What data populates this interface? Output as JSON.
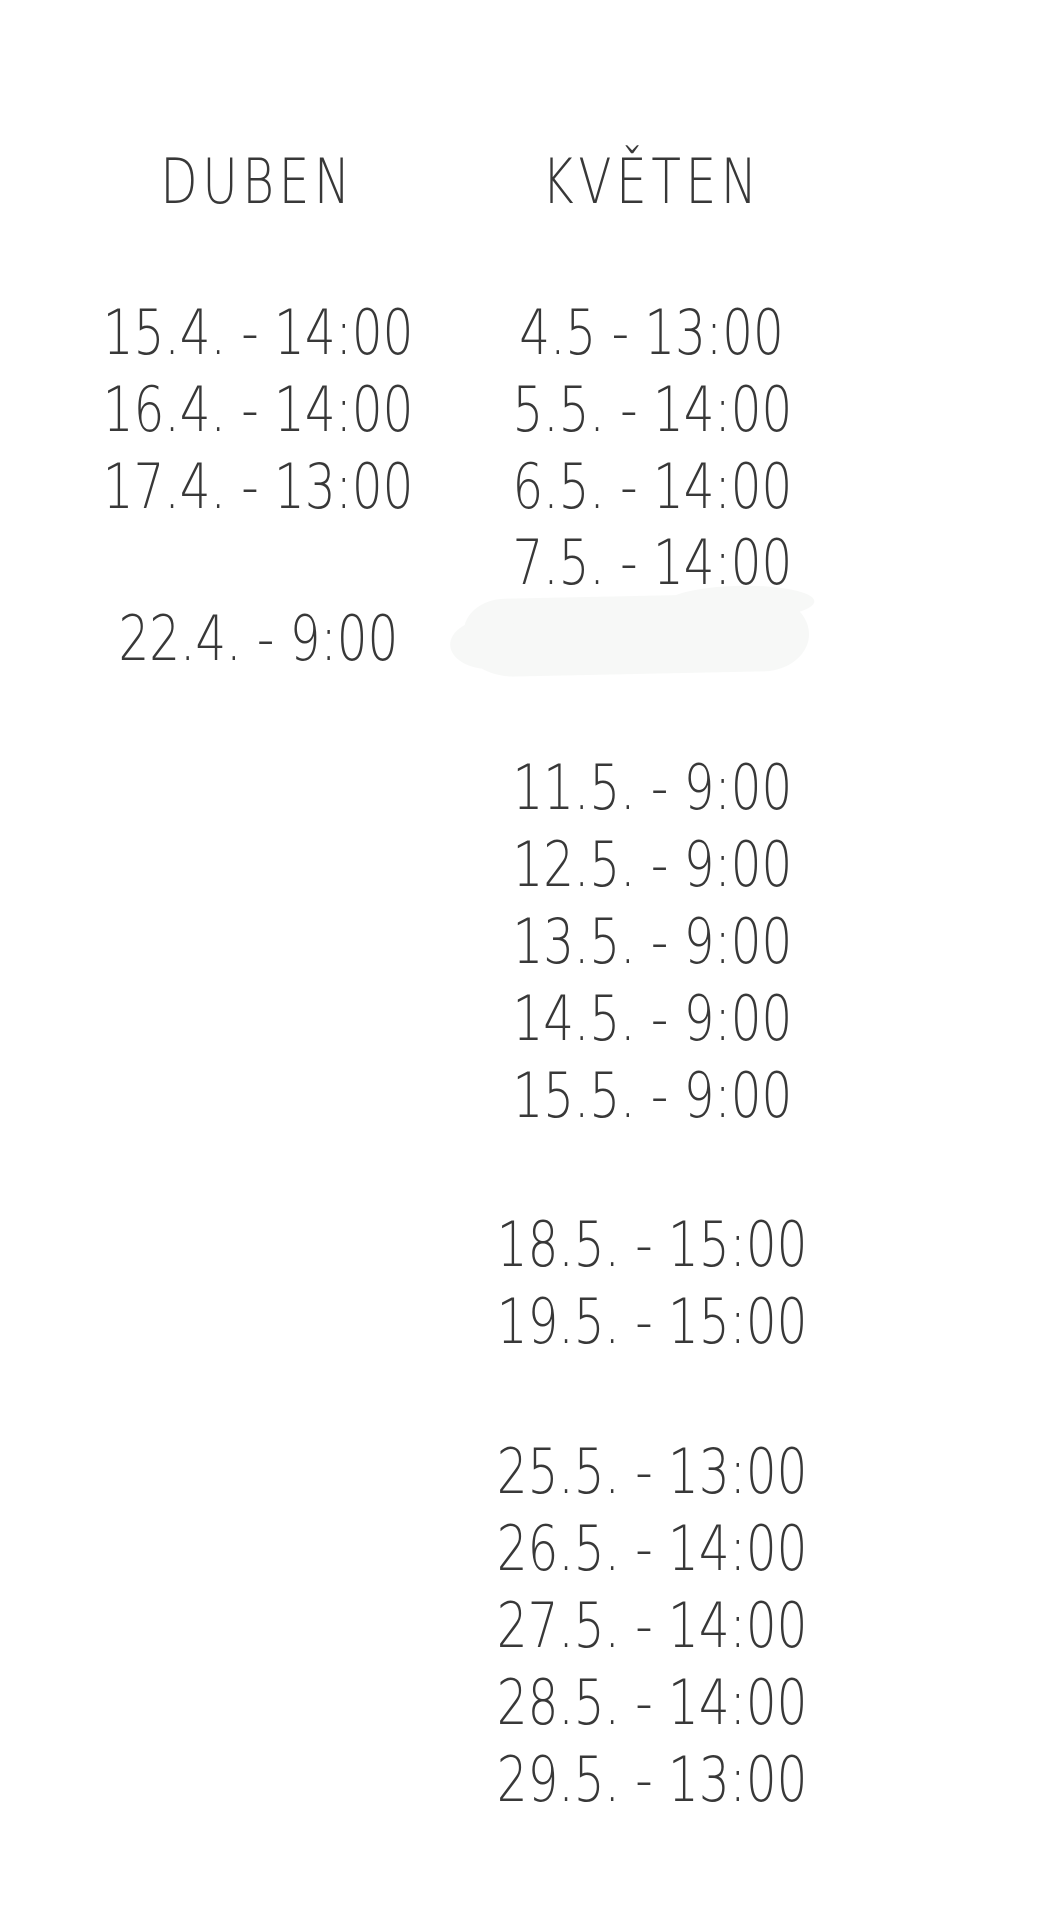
{
  "colors": {
    "background": "#ffffff",
    "text": "#383838",
    "smudge": "#f7f8f7"
  },
  "schedule": {
    "april": {
      "header": "DUBEN",
      "entries": [
        "15.4. - 14:00",
        "16.4. - 14:00",
        "17.4. - 13:00",
        "22.4. - 9:00"
      ]
    },
    "may": {
      "header": "KVĚTEN",
      "entries": [
        "4.5 - 13:00",
        "5.5. - 14:00",
        "6.5. - 14:00",
        "7.5. - 14:00",
        "11.5. - 9:00",
        "12.5. - 9:00",
        "13.5. - 9:00",
        "14.5. - 9:00",
        "15.5. - 9:00",
        "18.5. - 15:00",
        "19.5. - 15:00",
        "25.5. - 13:00",
        "26.5. - 14:00",
        "27.5. - 14:00",
        "28.5. - 14:00",
        "29.5. - 13:00"
      ]
    }
  }
}
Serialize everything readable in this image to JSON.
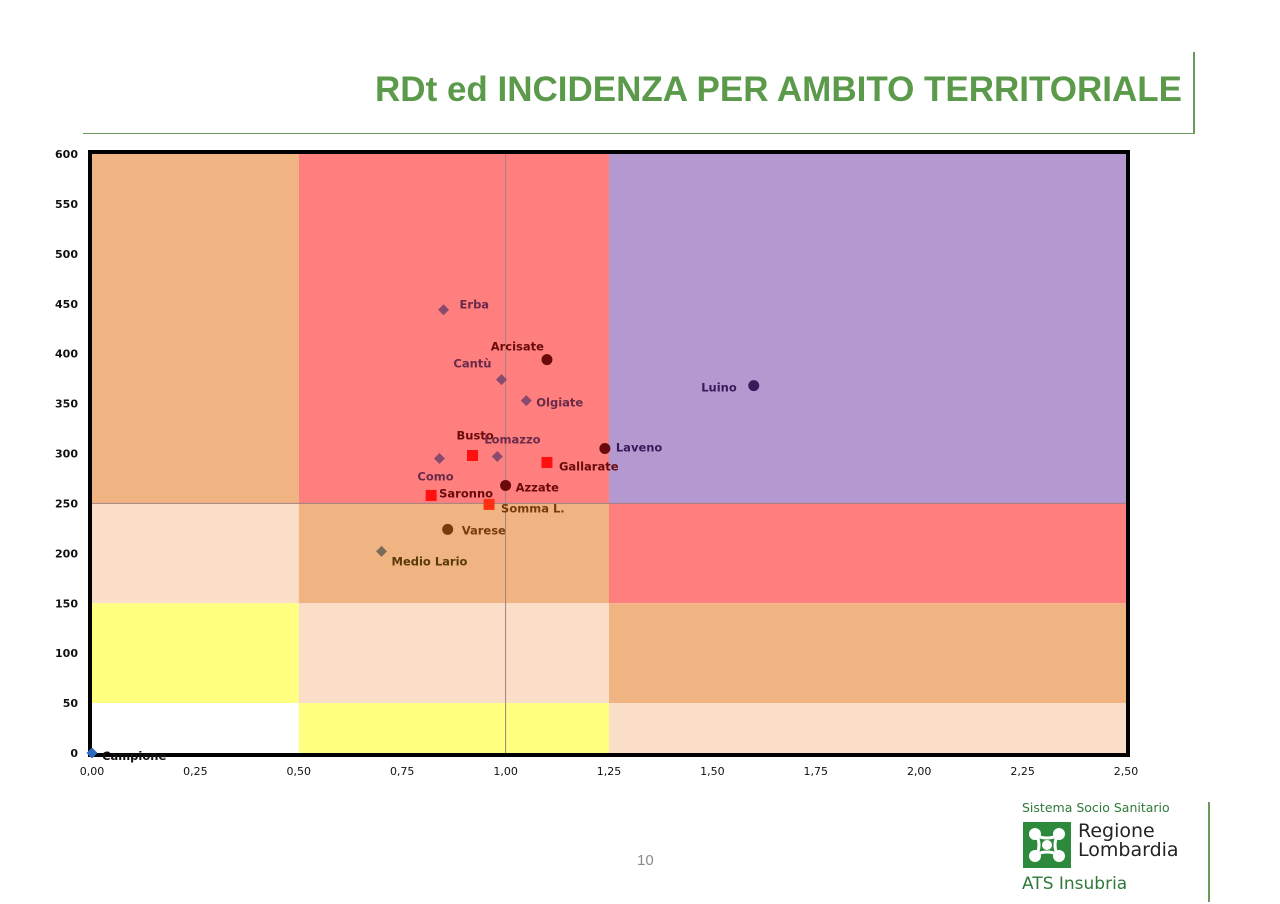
{
  "slide": {
    "title": "RDt ed INCIDENZA PER AMBITO TERRITORIALE",
    "page_number": "10"
  },
  "logo": {
    "top_line": "Sistema Socio Sanitario",
    "name_line1": "Regione",
    "name_line2": "Lombardia",
    "bottom_line": "ATS Insubria",
    "mark_icon": "regione-lombardia-rosa-camuna-icon",
    "mark_color": "#2d8a3c"
  },
  "chart_data": {
    "type": "scatter",
    "xlim": [
      0,
      2.5
    ],
    "ylim": [
      0,
      600
    ],
    "x_ticks": [
      0,
      0.25,
      0.5,
      0.75,
      1,
      1.25,
      1.5,
      1.75,
      2,
      2.25,
      2.5
    ],
    "x_tick_labels": [
      "0,00",
      "0,25",
      "0,50",
      "0,75",
      "1,00",
      "1,25",
      "1,50",
      "1,75",
      "2,00",
      "2,25",
      "2,50"
    ],
    "y_ticks": [
      0,
      50,
      100,
      150,
      200,
      250,
      300,
      350,
      400,
      450,
      500,
      550,
      600
    ],
    "y_tick_labels": [
      "0",
      "50",
      "100",
      "150",
      "200",
      "250",
      "300",
      "350",
      "400",
      "450",
      "500",
      "550",
      "600"
    ],
    "grid": false,
    "reference_lines": {
      "x": 1.0,
      "y": 250
    },
    "zones": [
      {
        "x": [
          0,
          0.5
        ],
        "y": [
          250,
          600
        ],
        "color": "#f0b482"
      },
      {
        "x": [
          0.5,
          1.25
        ],
        "y": [
          250,
          600
        ],
        "color": "#ff7f7f"
      },
      {
        "x": [
          1.25,
          2.5
        ],
        "y": [
          250,
          600
        ],
        "color": "#b498d0"
      },
      {
        "x": [
          0,
          0.5
        ],
        "y": [
          150,
          250
        ],
        "color": "#fadec8"
      },
      {
        "x": [
          0.5,
          1.25
        ],
        "y": [
          150,
          250
        ],
        "color": "#f0b482"
      },
      {
        "x": [
          1.25,
          2.5
        ],
        "y": [
          150,
          250
        ],
        "color": "#ff7f7f"
      },
      {
        "x": [
          0,
          0.5
        ],
        "y": [
          50,
          150
        ],
        "color": "#ffff80"
      },
      {
        "x": [
          0.5,
          1.25
        ],
        "y": [
          50,
          150
        ],
        "color": "#fadec8"
      },
      {
        "x": [
          1.25,
          2.5
        ],
        "y": [
          50,
          150
        ],
        "color": "#f0b482"
      },
      {
        "x": [
          0,
          0.5
        ],
        "y": [
          0,
          50
        ],
        "color": "#ffffff"
      },
      {
        "x": [
          0.5,
          1.25
        ],
        "y": [
          0,
          50
        ],
        "color": "#ffff80"
      },
      {
        "x": [
          1.25,
          2.5
        ],
        "y": [
          0,
          50
        ],
        "color": "#fadec8"
      }
    ],
    "points": [
      {
        "label": "Erba",
        "x": 0.85,
        "y": 444,
        "marker": "diamond",
        "color": "#8a4a6e",
        "text_color": "#6a2a4a"
      },
      {
        "label": "Arcisate",
        "x": 1.1,
        "y": 394,
        "marker": "circle",
        "color": "#6a0a0a",
        "text_color": "#6a0a0a"
      },
      {
        "label": "Cantù",
        "x": 0.99,
        "y": 374,
        "marker": "diamond",
        "color": "#8a4a6e",
        "text_color": "#6a2a4a"
      },
      {
        "label": "Luino",
        "x": 1.6,
        "y": 368,
        "marker": "circle",
        "color": "#3a1a5a",
        "text_color": "#3a1a5a"
      },
      {
        "label": "Olgiate",
        "x": 1.05,
        "y": 353,
        "marker": "diamond",
        "color": "#8a4a6e",
        "text_color": "#6a2a4a"
      },
      {
        "label": "Laveno",
        "x": 1.24,
        "y": 305,
        "marker": "circle",
        "color": "#6a0a0a",
        "text_color": "#3a1a5a"
      },
      {
        "label": "Busto",
        "x": 0.92,
        "y": 298,
        "marker": "square",
        "color": "#ff1010",
        "text_color": "#6a0a0a"
      },
      {
        "label": "Lomazzo",
        "x": 0.98,
        "y": 297,
        "marker": "diamond",
        "color": "#8a4a6e",
        "text_color": "#6a2a4a"
      },
      {
        "label": "Como",
        "x": 0.84,
        "y": 295,
        "marker": "diamond",
        "color": "#8a4a6e",
        "text_color": "#6a2a4a"
      },
      {
        "label": "Gallarate",
        "x": 1.1,
        "y": 291,
        "marker": "square",
        "color": "#ff1010",
        "text_color": "#6a0a0a"
      },
      {
        "label": "Azzate",
        "x": 1.0,
        "y": 268,
        "marker": "circle",
        "color": "#6a0a0a",
        "text_color": "#6a0a0a"
      },
      {
        "label": "Saronno",
        "x": 0.82,
        "y": 258,
        "marker": "square",
        "color": "#ff1010",
        "text_color": "#6a0a0a"
      },
      {
        "label": "Somma L.",
        "x": 0.96,
        "y": 249,
        "marker": "square",
        "color": "#ff3010",
        "text_color": "#7a3a0a"
      },
      {
        "label": "Varese",
        "x": 0.86,
        "y": 224,
        "marker": "circle",
        "color": "#7a3a0a",
        "text_color": "#7a3a0a"
      },
      {
        "label": "Medio Lario",
        "x": 0.7,
        "y": 202,
        "marker": "diamond",
        "color": "#7a6a5a",
        "text_color": "#5a3a0a"
      },
      {
        "label": "Campione",
        "x": 0.0,
        "y": 0,
        "marker": "diamond",
        "color": "#2a6ac0",
        "text_color": "#111111"
      }
    ]
  }
}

◆ ◆ ◆ ◆

** Task instructions **
Search the listing for the string "JSON". Copy each line where it turns up.

** Task answer **
What data populates this interface? Output as JSON.
Serialize everything readable in this image to JSON.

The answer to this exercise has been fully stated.